Source passage:

Temperature-dependent specific heat of suspended platinum nanofilms at 80–380 K
Li Qin-Yi1, 2, Narasaki Masahiro2, Takahashi Koji2, 3, Ikuta Tatsuya2, 3, Nishiyama Takashi2, 3, Zhang Xing1, †,
Key Laboratory for Thermal Science and Power Engineering of Ministry of Education, Department of Engineering Mechanics, Tsinghua University, Beijing 100084, China
Department of Aeronautics and Astronautics, Kyushu University, Fukuoka 819-0395, Japan
International Institute for Carbon Neutral Energy Research (WPI-I2CNER), Kyushu University, Japan

 

† Corresponding author. E-mail: x-zhang@tsinghua.edu.cn

Project supported by the National Natural Science Foundation of China (Grant Nos. 51327001 and 51636002), and partially supported by CREST, JST, and JSPS KAKENHI (Grant Nos. 16H04280, 26289047, 16K14174, and 16K06126).

Abstract
Abstract

Metallic nanofilms are important components of nanoscale electronic circuits and nanoscale sensors. The accurate characterization of the thermophysical properties of nanofilms is very important for nanoscience and nanotechnology. Currently, there is very little specific heat data for metallic nanofilms, and the existing measurements indicate distinct differences according to the nanofilm size. The present work reports the specific heats of 40-nm-thick suspended platinum nanofilms at 80–380 K and ∼5×10−4 Pa using the 3ω method. Over 80–380 K, the specific heats of the Pt nanofilms range from 166–304 J/(kg·K), which are 1.65–2.60 times the bulk values, indicating significant size effects. These results are useful for both scientific research in nanoscale thermophysics and evaluating the transient thermal response of nanoscale devices.

Data section:
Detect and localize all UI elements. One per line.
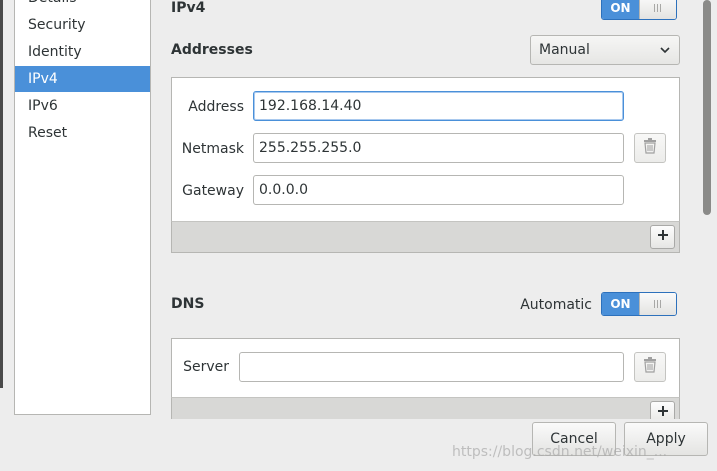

Required work:
(1) Using the platinum nanofilm abstract, decide whether each statement agrees with it: (a) the measured nanofilms were 40 nm thick; (b) the measurements were made at atmospheric pressure; (c) the nanofilms' specific heats were lower than the bulk values. For each one, answer yes or no and quote the words that settle it.
(2) According to the platinum nanofilm abstract, what range of specific heats did the Pt nanofilms show over 80–380 K?

Answers to the exercise:
(1)
(a) Yes: "40-nm-thick suspended platinum nanofilms"
(b) No: "at 80–380 K and ∼5×10−4 Pa using the 3ω method"
(c) No: "which are 1.65–2.60 times the bulk values"

(2) 166–304 J/(kg·K)